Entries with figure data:
========
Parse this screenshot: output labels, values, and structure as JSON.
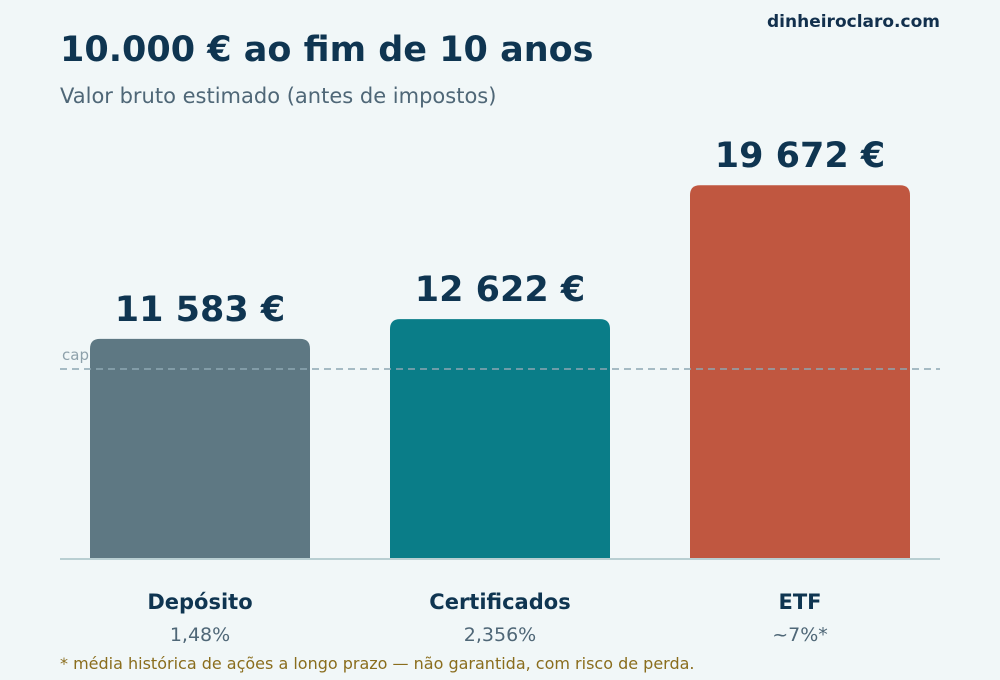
{
  "brand": "dinheiroclaro.com",
  "footnote": "* média histórica de ações a longo prazo — não garantida, com risco de perda.",
  "chart_data": {
    "type": "bar",
    "title": "10.000 € ao fim de 10 anos",
    "subtitle": "Valor bruto estimado (antes de impostos)",
    "categories": [
      "Depósito",
      "Certificados",
      "ETF"
    ],
    "rates": [
      "1,48%",
      "2,356%",
      "~7%*"
    ],
    "values": [
      11583,
      12622,
      19672
    ],
    "value_labels": [
      "11 583 €",
      "12 622 €",
      "19 672 €"
    ],
    "colors": [
      "#5e7883",
      "#0a7d88",
      "#c05740"
    ],
    "ylim": [
      0,
      21000
    ],
    "reference_line": {
      "value": 10000,
      "label": "cap"
    },
    "grid": false,
    "legend": "none"
  }
}
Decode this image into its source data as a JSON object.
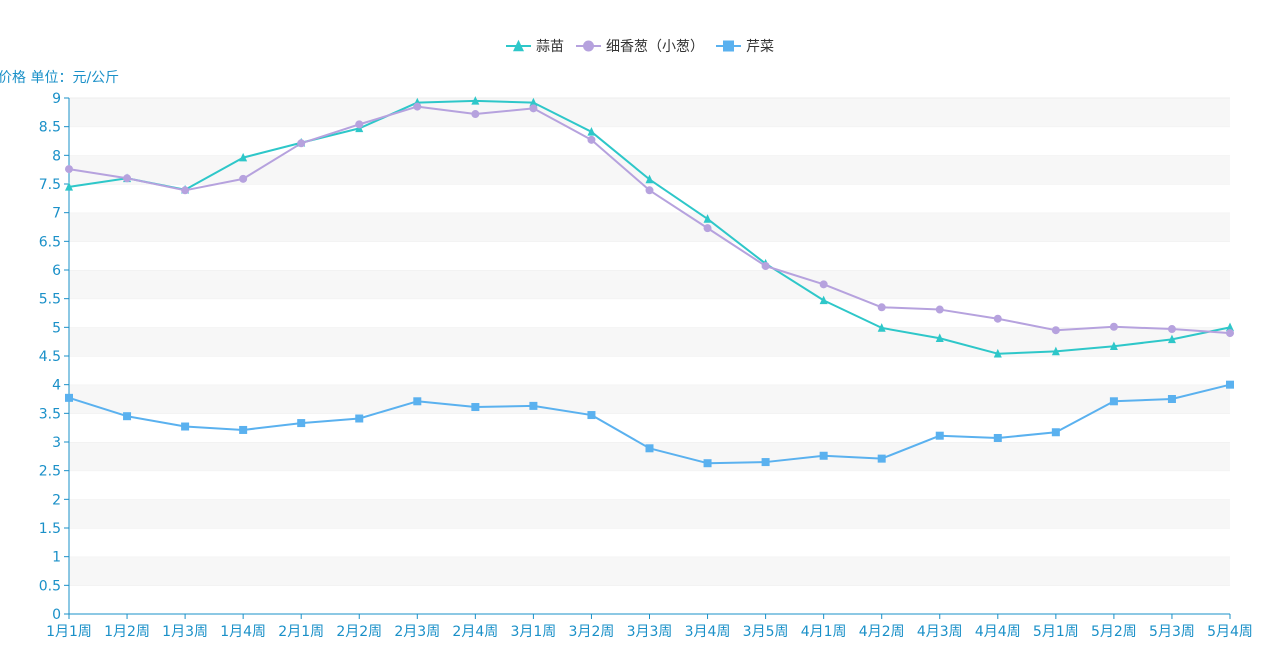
========
Exercise goal — Copy every entry word for word, but omit the pictures.

The solution —
Parse this screenshot: output labels, values, and structure as JSON.
{
  "brand": "dinheiroclaro.com",
  "footnote": "* média histórica de ações a longo prazo — não garantida, com risco de perda.",
  "chart_data": {
    "type": "bar",
    "title": "10.000 € ao fim de 10 anos",
    "subtitle": "Valor bruto estimado (antes de impostos)",
    "categories": [
      "Depósito",
      "Certificados",
      "ETF"
    ],
    "rates": [
      "1,48%",
      "2,356%",
      "~7%*"
    ],
    "values": [
      11583,
      12622,
      19672
    ],
    "value_labels": [
      "11 583 €",
      "12 622 €",
      "19 672 €"
    ],
    "colors": [
      "#5e7883",
      "#0a7d88",
      "#c05740"
    ],
    "ylim": [
      0,
      21000
    ],
    "reference_line": {
      "value": 10000,
      "label": "cap"
    },
    "grid": false,
    "legend": "none"
  }
}
Decode this image into its source data as a JSON object.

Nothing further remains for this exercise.